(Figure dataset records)
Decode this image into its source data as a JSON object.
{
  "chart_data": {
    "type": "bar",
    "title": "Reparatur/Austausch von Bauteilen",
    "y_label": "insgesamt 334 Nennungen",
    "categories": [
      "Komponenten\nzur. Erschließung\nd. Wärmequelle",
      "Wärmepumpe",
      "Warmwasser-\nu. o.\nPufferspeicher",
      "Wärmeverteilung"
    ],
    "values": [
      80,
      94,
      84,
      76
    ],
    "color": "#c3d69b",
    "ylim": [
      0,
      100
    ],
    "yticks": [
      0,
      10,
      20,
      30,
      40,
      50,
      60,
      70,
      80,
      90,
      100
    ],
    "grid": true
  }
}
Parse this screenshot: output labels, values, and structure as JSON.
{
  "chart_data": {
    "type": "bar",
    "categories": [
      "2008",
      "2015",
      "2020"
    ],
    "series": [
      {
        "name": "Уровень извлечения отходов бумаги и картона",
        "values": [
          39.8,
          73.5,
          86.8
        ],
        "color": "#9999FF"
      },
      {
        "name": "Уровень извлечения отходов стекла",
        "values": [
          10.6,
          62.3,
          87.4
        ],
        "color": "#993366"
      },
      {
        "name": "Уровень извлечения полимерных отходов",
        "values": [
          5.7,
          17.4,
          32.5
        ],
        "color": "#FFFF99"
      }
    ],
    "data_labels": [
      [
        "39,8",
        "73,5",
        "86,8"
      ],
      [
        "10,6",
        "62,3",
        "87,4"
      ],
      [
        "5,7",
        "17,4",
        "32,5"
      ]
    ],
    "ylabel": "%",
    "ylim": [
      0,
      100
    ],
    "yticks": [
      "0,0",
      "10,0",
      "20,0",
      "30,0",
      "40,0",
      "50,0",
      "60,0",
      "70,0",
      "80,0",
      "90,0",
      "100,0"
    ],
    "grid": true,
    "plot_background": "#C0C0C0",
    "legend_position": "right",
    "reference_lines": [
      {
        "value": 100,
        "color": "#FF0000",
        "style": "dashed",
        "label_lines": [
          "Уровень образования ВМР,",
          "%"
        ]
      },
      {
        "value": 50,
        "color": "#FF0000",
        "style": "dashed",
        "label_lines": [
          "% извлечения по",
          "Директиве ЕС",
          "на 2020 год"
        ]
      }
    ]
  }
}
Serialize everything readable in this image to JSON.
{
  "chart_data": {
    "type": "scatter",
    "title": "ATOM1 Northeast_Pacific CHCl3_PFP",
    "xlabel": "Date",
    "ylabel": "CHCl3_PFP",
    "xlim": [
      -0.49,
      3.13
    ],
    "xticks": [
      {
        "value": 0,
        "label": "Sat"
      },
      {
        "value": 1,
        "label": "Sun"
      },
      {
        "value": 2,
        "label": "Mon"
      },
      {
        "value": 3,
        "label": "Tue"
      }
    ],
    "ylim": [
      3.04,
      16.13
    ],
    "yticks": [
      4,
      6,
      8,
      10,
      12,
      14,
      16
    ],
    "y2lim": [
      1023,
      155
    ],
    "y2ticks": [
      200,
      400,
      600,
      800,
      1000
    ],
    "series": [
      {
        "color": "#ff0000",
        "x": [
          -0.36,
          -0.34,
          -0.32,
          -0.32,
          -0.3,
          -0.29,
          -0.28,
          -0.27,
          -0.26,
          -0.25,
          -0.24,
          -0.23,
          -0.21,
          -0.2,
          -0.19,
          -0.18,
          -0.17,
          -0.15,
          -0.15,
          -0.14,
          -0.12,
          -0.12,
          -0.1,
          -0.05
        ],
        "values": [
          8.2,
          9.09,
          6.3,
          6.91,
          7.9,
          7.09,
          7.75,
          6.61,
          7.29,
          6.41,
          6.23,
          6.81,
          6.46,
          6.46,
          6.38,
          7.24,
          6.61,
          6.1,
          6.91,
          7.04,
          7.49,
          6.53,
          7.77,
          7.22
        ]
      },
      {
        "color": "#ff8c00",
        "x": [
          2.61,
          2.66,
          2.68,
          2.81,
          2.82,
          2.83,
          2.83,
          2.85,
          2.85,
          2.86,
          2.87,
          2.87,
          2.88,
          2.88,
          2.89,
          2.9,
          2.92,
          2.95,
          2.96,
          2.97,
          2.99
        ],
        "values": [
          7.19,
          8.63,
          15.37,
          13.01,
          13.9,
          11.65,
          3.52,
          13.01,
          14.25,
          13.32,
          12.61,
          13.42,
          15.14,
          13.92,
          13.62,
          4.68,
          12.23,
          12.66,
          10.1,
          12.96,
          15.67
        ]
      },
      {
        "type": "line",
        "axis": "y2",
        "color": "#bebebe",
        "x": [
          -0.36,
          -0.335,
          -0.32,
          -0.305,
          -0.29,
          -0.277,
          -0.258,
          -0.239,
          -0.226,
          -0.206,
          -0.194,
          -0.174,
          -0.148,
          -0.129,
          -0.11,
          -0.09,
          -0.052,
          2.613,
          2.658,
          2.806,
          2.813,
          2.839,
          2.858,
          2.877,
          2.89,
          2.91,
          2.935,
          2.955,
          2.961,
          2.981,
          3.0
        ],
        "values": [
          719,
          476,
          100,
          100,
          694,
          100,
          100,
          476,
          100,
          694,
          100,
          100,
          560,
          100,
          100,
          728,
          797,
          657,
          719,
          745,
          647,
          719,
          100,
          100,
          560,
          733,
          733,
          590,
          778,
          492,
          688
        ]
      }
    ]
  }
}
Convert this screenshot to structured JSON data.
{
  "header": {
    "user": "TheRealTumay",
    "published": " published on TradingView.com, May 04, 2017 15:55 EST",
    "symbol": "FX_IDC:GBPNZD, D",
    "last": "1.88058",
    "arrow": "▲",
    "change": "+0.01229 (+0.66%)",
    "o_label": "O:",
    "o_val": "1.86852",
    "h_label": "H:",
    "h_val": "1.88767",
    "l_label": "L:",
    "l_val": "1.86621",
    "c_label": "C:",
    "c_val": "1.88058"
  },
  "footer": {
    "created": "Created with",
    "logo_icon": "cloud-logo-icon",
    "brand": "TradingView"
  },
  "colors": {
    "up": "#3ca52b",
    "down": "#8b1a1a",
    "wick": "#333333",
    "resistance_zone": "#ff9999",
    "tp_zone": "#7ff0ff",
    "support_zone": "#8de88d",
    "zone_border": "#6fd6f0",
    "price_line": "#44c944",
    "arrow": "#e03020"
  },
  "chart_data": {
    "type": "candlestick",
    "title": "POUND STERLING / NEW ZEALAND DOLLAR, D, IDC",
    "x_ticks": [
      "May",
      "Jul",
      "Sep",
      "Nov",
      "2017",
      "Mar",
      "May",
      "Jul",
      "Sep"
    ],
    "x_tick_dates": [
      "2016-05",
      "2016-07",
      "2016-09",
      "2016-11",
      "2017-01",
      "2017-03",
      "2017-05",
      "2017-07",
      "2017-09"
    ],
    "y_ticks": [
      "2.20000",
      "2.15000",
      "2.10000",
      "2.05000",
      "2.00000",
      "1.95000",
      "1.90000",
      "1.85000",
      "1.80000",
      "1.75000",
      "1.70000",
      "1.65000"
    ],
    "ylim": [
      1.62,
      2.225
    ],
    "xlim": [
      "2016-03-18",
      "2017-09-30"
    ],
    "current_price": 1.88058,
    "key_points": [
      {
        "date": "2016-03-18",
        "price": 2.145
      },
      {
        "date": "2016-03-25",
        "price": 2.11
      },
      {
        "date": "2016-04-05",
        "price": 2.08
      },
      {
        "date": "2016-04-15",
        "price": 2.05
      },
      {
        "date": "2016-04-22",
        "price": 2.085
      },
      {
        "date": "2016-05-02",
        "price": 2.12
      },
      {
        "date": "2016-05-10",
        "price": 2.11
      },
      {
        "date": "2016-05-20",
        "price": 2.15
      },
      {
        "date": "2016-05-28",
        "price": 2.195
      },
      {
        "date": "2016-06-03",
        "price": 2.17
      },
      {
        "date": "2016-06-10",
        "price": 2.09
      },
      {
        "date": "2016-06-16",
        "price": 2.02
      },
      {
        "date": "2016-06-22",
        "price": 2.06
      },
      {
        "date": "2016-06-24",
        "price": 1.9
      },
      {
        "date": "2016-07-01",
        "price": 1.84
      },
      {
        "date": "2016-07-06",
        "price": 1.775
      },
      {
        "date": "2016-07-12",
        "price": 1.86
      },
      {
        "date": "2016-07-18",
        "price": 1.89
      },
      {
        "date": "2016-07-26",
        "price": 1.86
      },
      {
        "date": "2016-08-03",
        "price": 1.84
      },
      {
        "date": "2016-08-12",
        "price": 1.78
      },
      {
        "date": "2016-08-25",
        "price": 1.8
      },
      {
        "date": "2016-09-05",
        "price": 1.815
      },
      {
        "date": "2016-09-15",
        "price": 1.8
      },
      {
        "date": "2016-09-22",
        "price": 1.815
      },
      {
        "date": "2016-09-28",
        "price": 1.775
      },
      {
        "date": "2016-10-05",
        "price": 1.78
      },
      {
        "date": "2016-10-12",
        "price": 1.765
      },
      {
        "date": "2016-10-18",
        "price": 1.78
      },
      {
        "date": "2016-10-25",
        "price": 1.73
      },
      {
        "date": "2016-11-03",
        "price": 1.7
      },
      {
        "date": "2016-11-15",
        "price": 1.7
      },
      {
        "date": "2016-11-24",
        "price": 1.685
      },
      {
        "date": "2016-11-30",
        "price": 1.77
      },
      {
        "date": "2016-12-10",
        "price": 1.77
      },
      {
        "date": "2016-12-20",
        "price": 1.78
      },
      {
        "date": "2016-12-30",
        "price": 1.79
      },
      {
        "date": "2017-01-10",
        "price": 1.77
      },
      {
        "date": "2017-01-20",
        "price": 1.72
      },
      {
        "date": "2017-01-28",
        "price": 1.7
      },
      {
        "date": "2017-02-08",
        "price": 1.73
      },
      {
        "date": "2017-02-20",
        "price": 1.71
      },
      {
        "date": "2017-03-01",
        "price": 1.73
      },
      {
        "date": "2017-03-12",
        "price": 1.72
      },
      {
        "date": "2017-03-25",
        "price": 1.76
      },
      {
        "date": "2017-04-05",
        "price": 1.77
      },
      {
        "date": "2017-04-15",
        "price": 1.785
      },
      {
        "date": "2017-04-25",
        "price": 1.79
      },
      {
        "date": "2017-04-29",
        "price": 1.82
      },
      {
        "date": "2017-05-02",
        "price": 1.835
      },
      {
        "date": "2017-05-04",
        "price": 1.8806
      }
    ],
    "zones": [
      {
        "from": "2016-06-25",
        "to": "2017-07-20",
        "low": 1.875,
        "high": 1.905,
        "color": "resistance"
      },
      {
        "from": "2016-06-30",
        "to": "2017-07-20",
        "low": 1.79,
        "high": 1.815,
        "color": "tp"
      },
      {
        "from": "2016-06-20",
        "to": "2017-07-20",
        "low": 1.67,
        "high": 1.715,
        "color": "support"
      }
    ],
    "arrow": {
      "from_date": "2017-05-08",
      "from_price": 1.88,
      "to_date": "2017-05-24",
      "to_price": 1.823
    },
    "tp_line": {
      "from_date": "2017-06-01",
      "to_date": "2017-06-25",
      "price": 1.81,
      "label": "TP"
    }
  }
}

• _Your goal_:
Your task is to list each line of the records with the word "screenshot".

• _Solution below_:
Parse this screenshot: output labels, values, and structure as JSON.
Convert this screenshot to structured JSON data.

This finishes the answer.